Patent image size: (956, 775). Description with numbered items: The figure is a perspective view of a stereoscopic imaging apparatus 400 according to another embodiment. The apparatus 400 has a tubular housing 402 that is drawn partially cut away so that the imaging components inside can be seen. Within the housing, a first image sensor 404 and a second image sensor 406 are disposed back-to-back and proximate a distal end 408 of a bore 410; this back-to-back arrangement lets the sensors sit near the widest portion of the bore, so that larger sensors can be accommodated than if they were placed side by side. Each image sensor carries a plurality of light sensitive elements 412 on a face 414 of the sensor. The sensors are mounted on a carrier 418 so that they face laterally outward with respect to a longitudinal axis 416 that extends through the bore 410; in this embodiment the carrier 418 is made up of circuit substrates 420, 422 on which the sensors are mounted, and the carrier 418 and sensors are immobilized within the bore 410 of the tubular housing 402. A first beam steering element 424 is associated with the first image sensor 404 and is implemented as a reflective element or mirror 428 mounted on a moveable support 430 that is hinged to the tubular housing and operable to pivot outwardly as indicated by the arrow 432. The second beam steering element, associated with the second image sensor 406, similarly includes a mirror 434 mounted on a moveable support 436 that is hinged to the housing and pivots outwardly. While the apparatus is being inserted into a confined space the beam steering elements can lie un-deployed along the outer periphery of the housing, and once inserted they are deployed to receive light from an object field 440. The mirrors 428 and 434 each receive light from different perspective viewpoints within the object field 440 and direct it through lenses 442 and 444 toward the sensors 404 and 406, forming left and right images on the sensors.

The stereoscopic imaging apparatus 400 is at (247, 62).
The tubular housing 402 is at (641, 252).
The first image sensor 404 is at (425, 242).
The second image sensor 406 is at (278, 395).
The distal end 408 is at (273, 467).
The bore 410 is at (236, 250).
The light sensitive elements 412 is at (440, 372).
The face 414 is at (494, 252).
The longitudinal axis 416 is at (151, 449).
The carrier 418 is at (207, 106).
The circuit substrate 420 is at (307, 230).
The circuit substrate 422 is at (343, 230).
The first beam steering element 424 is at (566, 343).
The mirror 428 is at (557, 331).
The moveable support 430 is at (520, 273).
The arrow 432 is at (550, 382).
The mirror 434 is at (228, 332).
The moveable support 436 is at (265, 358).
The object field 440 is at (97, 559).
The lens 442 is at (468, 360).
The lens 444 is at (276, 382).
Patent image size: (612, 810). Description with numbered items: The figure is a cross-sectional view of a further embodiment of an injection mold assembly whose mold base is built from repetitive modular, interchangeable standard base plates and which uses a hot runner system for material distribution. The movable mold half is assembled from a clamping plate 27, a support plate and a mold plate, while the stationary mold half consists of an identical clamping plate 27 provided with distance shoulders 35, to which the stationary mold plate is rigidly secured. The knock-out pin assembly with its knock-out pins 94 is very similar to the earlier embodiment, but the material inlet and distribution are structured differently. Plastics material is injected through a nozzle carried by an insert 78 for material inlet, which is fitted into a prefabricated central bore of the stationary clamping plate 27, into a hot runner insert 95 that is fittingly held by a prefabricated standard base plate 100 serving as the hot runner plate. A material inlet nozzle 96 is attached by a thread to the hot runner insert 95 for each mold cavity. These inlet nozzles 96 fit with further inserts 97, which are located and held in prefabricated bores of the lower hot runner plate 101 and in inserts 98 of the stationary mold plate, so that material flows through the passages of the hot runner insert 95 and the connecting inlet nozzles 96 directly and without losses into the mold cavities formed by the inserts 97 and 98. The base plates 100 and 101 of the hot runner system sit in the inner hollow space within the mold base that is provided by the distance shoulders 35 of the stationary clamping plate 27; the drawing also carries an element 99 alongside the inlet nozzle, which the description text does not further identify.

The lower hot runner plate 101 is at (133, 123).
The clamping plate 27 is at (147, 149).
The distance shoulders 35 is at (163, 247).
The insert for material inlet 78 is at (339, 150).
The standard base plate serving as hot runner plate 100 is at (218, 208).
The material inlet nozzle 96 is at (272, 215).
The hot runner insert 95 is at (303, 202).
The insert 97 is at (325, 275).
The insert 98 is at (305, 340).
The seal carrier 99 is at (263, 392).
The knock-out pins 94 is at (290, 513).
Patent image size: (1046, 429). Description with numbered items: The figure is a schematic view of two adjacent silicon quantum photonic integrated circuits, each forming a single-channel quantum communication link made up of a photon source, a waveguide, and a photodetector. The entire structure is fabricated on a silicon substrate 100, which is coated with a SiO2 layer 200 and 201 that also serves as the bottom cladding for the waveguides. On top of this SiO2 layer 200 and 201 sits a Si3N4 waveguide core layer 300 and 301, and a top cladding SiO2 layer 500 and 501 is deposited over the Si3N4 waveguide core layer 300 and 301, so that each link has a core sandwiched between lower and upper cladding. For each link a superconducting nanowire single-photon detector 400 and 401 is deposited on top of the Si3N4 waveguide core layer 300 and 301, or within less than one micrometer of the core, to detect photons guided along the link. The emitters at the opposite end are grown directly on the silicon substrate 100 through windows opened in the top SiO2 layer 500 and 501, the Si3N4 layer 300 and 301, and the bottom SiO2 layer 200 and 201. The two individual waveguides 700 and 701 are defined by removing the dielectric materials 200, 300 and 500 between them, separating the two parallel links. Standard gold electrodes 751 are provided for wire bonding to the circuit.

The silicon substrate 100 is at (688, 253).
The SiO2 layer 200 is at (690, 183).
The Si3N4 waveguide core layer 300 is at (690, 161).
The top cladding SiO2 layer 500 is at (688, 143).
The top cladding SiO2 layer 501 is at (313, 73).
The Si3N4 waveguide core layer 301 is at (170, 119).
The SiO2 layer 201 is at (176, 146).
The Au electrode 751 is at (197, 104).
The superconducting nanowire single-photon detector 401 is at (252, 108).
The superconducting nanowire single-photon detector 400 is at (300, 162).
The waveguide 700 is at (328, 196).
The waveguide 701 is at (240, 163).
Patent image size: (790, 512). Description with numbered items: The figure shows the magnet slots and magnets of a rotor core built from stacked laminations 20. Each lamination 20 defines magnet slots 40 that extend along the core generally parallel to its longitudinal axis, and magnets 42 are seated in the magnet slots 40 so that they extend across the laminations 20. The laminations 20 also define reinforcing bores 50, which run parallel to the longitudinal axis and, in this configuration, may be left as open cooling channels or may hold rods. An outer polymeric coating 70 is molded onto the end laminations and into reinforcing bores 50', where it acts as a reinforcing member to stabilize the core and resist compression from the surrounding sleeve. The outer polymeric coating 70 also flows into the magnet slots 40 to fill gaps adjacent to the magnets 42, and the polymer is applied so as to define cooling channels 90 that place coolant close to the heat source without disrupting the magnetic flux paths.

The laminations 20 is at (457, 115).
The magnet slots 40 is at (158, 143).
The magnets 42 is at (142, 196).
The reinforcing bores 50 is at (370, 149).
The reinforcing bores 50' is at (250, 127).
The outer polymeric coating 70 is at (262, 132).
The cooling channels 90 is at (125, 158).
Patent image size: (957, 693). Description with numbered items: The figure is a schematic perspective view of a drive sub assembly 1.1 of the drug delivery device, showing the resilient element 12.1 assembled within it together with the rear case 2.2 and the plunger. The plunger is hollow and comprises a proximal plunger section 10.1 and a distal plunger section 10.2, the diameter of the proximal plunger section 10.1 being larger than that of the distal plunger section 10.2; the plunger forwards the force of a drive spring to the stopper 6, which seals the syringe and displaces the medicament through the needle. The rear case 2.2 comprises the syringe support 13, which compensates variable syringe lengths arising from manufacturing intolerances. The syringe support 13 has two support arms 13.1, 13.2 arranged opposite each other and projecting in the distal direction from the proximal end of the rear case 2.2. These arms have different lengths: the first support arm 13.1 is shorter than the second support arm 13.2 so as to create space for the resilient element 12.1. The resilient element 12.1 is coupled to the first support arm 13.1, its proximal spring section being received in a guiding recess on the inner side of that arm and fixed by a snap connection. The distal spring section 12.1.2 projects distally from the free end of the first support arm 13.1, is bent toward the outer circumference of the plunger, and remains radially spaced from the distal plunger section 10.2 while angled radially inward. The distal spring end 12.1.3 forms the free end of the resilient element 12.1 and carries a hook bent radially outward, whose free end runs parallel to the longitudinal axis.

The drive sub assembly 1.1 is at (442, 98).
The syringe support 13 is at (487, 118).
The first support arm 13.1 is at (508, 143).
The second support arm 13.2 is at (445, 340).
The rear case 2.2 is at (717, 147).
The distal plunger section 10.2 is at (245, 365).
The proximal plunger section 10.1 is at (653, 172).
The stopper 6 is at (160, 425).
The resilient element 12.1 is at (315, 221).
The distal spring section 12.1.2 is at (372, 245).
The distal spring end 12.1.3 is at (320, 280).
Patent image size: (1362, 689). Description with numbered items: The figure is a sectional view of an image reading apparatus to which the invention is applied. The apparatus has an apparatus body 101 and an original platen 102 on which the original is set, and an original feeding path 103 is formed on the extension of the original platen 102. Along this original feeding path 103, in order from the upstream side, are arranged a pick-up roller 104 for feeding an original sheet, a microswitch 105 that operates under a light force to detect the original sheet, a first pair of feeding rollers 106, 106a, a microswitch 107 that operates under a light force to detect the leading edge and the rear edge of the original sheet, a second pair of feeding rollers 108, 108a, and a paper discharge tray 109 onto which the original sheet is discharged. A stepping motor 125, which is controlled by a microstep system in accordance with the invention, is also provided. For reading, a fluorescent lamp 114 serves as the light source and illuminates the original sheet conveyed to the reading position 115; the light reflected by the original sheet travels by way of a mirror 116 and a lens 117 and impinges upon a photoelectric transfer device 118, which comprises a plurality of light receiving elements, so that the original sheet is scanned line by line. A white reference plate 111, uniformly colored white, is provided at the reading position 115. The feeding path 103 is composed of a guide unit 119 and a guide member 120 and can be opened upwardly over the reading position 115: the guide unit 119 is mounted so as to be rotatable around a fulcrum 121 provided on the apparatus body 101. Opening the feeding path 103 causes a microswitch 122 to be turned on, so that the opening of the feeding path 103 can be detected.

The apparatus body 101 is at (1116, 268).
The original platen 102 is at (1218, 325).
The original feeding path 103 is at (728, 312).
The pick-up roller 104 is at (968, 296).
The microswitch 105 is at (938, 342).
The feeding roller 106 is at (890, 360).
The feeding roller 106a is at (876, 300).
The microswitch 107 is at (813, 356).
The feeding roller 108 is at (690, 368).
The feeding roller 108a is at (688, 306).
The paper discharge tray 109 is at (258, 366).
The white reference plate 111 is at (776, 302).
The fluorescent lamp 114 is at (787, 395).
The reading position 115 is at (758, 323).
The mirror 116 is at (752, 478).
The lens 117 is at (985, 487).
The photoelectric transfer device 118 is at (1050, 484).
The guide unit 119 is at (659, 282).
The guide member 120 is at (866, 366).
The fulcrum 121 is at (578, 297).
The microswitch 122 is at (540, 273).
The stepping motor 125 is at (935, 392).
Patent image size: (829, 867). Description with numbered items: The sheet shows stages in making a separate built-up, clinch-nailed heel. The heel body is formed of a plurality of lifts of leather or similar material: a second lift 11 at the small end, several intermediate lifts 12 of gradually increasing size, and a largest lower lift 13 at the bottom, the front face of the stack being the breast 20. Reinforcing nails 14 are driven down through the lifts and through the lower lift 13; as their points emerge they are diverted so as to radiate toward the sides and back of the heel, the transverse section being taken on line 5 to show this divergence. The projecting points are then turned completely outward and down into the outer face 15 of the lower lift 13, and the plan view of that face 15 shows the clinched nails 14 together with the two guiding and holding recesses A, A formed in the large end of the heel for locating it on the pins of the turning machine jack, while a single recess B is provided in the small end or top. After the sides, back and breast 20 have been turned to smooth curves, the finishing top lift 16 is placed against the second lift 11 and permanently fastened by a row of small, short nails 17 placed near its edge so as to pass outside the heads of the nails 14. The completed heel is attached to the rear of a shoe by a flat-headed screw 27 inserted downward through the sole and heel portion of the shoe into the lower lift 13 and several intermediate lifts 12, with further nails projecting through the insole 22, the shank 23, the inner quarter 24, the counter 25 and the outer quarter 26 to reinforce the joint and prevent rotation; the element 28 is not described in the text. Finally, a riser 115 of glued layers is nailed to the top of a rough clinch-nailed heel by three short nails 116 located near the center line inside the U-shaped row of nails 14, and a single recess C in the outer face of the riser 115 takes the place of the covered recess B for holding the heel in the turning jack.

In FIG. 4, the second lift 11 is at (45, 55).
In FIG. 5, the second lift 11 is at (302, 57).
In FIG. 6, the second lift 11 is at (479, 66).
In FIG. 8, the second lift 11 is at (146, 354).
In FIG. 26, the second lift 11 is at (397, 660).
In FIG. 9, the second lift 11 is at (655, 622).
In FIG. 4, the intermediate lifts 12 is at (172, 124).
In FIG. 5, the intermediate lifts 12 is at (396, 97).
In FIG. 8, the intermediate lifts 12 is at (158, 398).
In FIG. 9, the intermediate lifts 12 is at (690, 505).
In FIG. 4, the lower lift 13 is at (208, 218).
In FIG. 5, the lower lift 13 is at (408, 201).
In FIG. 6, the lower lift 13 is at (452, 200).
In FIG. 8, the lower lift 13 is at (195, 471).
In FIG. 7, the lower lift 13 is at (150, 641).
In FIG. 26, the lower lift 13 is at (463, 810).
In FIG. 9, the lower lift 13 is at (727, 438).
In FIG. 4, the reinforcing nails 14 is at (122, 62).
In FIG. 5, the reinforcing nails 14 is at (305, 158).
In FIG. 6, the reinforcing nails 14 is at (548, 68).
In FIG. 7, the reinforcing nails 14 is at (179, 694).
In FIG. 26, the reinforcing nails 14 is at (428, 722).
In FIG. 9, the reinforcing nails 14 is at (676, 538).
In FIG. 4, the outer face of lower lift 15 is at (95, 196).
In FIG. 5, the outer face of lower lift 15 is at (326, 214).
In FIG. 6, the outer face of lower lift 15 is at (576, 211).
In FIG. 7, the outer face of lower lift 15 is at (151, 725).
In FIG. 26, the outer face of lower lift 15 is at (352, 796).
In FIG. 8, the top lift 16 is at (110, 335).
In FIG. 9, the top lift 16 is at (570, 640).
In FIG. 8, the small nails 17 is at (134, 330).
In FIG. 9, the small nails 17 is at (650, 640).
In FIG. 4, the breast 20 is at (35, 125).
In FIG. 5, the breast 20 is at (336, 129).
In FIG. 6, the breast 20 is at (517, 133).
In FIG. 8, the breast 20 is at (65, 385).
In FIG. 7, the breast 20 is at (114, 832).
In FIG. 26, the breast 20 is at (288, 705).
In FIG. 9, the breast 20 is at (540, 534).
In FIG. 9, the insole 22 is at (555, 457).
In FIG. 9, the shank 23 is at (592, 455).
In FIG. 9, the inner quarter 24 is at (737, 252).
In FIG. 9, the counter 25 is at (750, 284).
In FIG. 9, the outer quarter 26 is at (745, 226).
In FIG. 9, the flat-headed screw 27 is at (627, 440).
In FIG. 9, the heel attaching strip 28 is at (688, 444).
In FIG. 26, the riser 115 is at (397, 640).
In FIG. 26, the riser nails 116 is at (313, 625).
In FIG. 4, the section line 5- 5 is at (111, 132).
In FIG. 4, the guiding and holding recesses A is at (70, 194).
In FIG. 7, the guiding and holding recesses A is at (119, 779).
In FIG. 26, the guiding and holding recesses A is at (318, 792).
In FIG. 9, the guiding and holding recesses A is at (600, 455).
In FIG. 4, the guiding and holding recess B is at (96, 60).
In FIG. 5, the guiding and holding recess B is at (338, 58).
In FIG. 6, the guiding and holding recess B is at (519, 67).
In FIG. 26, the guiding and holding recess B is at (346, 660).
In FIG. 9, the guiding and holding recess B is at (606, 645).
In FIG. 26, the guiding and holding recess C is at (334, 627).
----
### REQUIRED TASK:
Arrange the listing lines from the one containing "Patent image size: (612, 810)." through the one containing "The material inlet nozzle", both included, as a Markdown table with the columns Row and Line, leaving out blank lines.

### ANSWER IN FULL:
| Row | Line |
|---|---|
| 1 | Patent image size: (612, 810). Description with numbered items: The figure is a cross-sectional view of a further embodiment of an injection mold assembly whose mold base is built from repetitive modular, interchangeable standard base plates and which uses a hot runner system for material distribution. The movable mold half is assembled from a clamping plate 27, a support plate and a mold plate, while the stationary mold half consists of an identical clamping plate 27 provided with distance shoulders 35, to which the stationary mold plate is rigidly secured. The knock-out pin assembly with its knock-out pins 94 is very similar to the earlier embodiment, but the material inlet and distribution are structured differently. Plastics material is injected through a nozzle carried by an insert 78 for material inlet, which is fitted into a prefabricated central bore of the stationary clamping plate 27, into a hot runner insert 95 that is fittingly held by a prefabricated standard base plate 100 serving as the hot runner plate. A material inlet nozzle 96 is attached by a thread to the hot runner insert 95 for each mold cavity. These inlet nozzles 96 fit with further inserts 97, which are located and held in prefabricated bores of the lower hot runner plate 101 and in inserts 98 of the stationary mold plate, so that material flows through the passages of the hot runner insert 95 and the connecting inlet nozzles 96 directly and without losses into the mold cavities formed by the inserts 97 and 98. The base plates 100 and 101 of the hot runner system sit in the inner hollow space within the mold base that is provided by the distance shoulders 35 of the stationary clamping plate 27; the drawing also carries an element 99 alongside the inlet nozzle, which the description text does not further identify. |
| 2 | The lower hot runner plate 101 is at (133, 123). |
| 3 | The clamping plate 27 is at (147, 149). |
| 4 | The distance shoulders 35 is at (163, 247). |
| 5 | The insert for material inlet 78 is at (339, 150). |
| 6 | The standard base plate serving as hot runner plate 100 is at (218, 208). |
| 7 | The material inlet nozzle 96 is at (272, 215). |